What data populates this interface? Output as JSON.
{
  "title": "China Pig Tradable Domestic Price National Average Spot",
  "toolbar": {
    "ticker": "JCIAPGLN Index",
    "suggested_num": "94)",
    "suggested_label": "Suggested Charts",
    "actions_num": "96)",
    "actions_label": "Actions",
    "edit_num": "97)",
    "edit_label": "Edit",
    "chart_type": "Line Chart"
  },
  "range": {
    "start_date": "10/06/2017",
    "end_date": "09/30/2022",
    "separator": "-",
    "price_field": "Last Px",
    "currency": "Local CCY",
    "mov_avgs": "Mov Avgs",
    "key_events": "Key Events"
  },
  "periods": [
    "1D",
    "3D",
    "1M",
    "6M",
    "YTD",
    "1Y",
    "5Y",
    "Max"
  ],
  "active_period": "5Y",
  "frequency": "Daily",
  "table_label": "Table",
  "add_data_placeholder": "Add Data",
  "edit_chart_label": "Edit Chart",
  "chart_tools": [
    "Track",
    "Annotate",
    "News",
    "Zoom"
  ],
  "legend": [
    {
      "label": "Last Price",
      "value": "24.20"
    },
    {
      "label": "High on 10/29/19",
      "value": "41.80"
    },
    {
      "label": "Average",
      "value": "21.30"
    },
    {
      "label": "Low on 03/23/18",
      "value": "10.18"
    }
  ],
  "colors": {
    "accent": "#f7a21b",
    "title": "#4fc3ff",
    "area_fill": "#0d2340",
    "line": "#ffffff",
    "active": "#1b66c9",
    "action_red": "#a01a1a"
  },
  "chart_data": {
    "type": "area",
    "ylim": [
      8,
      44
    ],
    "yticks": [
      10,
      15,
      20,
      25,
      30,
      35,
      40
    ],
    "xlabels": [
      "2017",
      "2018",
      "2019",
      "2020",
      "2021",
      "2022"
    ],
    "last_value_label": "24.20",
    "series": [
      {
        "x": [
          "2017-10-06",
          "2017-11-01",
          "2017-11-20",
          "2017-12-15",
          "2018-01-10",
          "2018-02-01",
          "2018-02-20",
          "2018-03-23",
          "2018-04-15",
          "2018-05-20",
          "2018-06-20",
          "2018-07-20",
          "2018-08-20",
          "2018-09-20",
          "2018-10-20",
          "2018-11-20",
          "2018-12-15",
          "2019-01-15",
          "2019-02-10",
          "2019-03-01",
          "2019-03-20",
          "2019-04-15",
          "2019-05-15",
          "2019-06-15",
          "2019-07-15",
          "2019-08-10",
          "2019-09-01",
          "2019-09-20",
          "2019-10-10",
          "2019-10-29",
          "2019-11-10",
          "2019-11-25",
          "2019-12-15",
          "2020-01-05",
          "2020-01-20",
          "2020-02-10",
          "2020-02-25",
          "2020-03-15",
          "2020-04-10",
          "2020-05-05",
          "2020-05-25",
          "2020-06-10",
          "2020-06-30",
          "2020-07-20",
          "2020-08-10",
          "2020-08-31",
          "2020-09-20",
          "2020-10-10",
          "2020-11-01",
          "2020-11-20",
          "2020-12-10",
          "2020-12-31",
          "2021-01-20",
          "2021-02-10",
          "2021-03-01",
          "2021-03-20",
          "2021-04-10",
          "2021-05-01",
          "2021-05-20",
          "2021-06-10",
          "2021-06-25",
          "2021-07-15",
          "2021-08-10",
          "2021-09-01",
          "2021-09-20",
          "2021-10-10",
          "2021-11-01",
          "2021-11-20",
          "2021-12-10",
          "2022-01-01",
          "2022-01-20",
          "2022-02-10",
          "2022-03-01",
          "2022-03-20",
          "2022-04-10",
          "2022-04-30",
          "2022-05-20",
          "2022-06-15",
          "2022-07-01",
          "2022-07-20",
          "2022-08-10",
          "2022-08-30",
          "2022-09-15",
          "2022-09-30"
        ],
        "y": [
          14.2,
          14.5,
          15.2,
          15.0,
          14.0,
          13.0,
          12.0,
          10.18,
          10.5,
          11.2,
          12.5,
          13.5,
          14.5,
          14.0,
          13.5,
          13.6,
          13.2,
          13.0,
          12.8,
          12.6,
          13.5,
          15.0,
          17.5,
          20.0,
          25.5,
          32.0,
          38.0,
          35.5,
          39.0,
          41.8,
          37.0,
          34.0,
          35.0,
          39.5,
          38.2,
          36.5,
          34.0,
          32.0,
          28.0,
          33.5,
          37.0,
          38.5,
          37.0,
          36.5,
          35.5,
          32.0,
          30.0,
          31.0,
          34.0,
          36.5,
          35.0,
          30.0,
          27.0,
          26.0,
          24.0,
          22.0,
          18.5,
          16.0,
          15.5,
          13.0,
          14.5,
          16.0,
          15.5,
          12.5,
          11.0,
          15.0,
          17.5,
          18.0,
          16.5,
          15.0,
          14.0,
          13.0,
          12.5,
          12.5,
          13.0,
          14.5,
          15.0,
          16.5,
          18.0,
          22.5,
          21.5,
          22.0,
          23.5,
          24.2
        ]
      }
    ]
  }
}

Directions ▸ Reproduce the complete data exactly as presented above.

Full response ▸
What data populates this interface? Output as JSON.
{
  "title": "China Pig Tradable Domestic Price National Average Spot",
  "toolbar": {
    "ticker": "JCIAPGLN Index",
    "suggested_num": "94)",
    "suggested_label": "Suggested Charts",
    "actions_num": "96)",
    "actions_label": "Actions",
    "edit_num": "97)",
    "edit_label": "Edit",
    "chart_type": "Line Chart"
  },
  "range": {
    "start_date": "10/06/2017",
    "end_date": "09/30/2022",
    "separator": "-",
    "price_field": "Last Px",
    "currency": "Local CCY",
    "mov_avgs": "Mov Avgs",
    "key_events": "Key Events"
  },
  "periods": [
    "1D",
    "3D",
    "1M",
    "6M",
    "YTD",
    "1Y",
    "5Y",
    "Max"
  ],
  "active_period": "5Y",
  "frequency": "Daily",
  "table_label": "Table",
  "add_data_placeholder": "Add Data",
  "edit_chart_label": "Edit Chart",
  "chart_tools": [
    "Track",
    "Annotate",
    "News",
    "Zoom"
  ],
  "legend": [
    {
      "label": "Last Price",
      "value": "24.20"
    },
    {
      "label": "High on 10/29/19",
      "value": "41.80"
    },
    {
      "label": "Average",
      "value": "21.30"
    },
    {
      "label": "Low on 03/23/18",
      "value": "10.18"
    }
  ],
  "colors": {
    "accent": "#f7a21b",
    "title": "#4fc3ff",
    "area_fill": "#0d2340",
    "line": "#ffffff",
    "active": "#1b66c9",
    "action_red": "#a01a1a"
  },
  "chart_data": {
    "type": "area",
    "ylim": [
      8,
      44
    ],
    "yticks": [
      10,
      15,
      20,
      25,
      30,
      35,
      40
    ],
    "xlabels": [
      "2017",
      "2018",
      "2019",
      "2020",
      "2021",
      "2022"
    ],
    "last_value_label": "24.20",
    "series": [
      {
        "x": [
          "2017-10-06",
          "2017-11-01",
          "2017-11-20",
          "2017-12-15",
          "2018-01-10",
          "2018-02-01",
          "2018-02-20",
          "2018-03-23",
          "2018-04-15",
          "2018-05-20",
          "2018-06-20",
          "2018-07-20",
          "2018-08-20",
          "2018-09-20",
          "2018-10-20",
          "2018-11-20",
          "2018-12-15",
          "2019-01-15",
          "2019-02-10",
          "2019-03-01",
          "2019-03-20",
          "2019-04-15",
          "2019-05-15",
          "2019-06-15",
          "2019-07-15",
          "2019-08-10",
          "2019-09-01",
          "2019-09-20",
          "2019-10-10",
          "2019-10-29",
          "2019-11-10",
          "2019-11-25",
          "2019-12-15",
          "2020-01-05",
          "2020-01-20",
          "2020-02-10",
          "2020-02-25",
          "2020-03-15",
          "2020-04-10",
          "2020-05-05",
          "2020-05-25",
          "2020-06-10",
          "2020-06-30",
          "2020-07-20",
          "2020-08-10",
          "2020-08-31",
          "2020-09-20",
          "2020-10-10",
          "2020-11-01",
          "2020-11-20",
          "2020-12-10",
          "2020-12-31",
          "2021-01-20",
          "2021-02-10",
          "2021-03-01",
          "2021-03-20",
          "2021-04-10",
          "2021-05-01",
          "2021-05-20",
          "2021-06-10",
          "2021-06-25",
          "2021-07-15",
          "2021-08-10",
          "2021-09-01",
          "2021-09-20",
          "2021-10-10",
          "2021-11-01",
          "2021-11-20",
          "2021-12-10",
          "2022-01-01",
          "2022-01-20",
          "2022-02-10",
          "2022-03-01",
          "2022-03-20",
          "2022-04-10",
          "2022-04-30",
          "2022-05-20",
          "2022-06-15",
          "2022-07-01",
          "2022-07-20",
          "2022-08-10",
          "2022-08-30",
          "2022-09-15",
          "2022-09-30"
        ],
        "y": [
          14.2,
          14.5,
          15.2,
          15.0,
          14.0,
          13.0,
          12.0,
          10.18,
          10.5,
          11.2,
          12.5,
          13.5,
          14.5,
          14.0,
          13.5,
          13.6,
          13.2,
          13.0,
          12.8,
          12.6,
          13.5,
          15.0,
          17.5,
          20.0,
          25.5,
          32.0,
          38.0,
          35.5,
          39.0,
          41.8,
          37.0,
          34.0,
          35.0,
          39.5,
          38.2,
          36.5,
          34.0,
          32.0,
          28.0,
          33.5,
          37.0,
          38.5,
          37.0,
          36.5,
          35.5,
          32.0,
          30.0,
          31.0,
          34.0,
          36.5,
          35.0,
          30.0,
          27.0,
          26.0,
          24.0,
          22.0,
          18.5,
          16.0,
          15.5,
          13.0,
          14.5,
          16.0,
          15.5,
          12.5,
          11.0,
          15.0,
          17.5,
          18.0,
          16.5,
          15.0,
          14.0,
          13.0,
          12.5,
          12.5,
          13.0,
          14.5,
          15.0,
          16.5,
          18.0,
          22.5,
          21.5,
          22.0,
          23.5,
          24.2
        ]
      }
    ]
  }
}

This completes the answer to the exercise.